▶ SET EXERCISE: Report the number of lines in the entries below that include the word "Erzähler", and nothing else.

▶ GIVEN RECORDS:
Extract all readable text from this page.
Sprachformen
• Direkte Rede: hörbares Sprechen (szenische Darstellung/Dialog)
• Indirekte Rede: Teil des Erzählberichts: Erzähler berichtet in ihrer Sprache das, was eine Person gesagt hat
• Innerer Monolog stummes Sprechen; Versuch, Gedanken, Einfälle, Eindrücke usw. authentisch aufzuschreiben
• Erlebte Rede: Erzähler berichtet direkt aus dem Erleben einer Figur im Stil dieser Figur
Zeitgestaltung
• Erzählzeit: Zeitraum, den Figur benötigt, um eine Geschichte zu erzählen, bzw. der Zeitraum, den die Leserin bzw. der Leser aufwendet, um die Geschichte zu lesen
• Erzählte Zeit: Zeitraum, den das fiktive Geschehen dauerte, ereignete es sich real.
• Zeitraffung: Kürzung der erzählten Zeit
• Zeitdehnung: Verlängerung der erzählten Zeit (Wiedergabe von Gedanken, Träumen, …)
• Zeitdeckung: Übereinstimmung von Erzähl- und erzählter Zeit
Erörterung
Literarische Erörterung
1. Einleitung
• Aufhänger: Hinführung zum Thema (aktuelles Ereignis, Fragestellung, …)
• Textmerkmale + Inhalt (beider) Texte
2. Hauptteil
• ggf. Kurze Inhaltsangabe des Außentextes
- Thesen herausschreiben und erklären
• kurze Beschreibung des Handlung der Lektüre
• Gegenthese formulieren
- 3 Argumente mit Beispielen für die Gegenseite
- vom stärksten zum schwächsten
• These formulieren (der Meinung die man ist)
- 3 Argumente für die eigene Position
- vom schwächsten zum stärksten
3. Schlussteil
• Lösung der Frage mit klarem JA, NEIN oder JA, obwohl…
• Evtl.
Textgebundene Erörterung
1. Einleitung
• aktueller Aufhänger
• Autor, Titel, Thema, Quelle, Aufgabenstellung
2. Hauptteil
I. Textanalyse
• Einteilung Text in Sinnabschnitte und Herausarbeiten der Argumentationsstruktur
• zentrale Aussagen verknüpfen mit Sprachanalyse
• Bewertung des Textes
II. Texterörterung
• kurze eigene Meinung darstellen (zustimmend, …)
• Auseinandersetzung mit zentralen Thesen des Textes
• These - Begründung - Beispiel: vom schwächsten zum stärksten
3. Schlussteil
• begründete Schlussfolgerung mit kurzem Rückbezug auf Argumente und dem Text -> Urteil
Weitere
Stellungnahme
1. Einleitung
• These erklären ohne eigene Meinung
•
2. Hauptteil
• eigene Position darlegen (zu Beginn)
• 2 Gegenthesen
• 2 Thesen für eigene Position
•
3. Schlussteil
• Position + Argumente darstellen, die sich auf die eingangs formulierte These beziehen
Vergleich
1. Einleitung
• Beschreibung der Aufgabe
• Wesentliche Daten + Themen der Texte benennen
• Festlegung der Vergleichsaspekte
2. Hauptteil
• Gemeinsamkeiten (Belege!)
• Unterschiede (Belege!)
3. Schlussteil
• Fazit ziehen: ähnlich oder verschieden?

▶ ANSWER TO THE EXERCISE: 2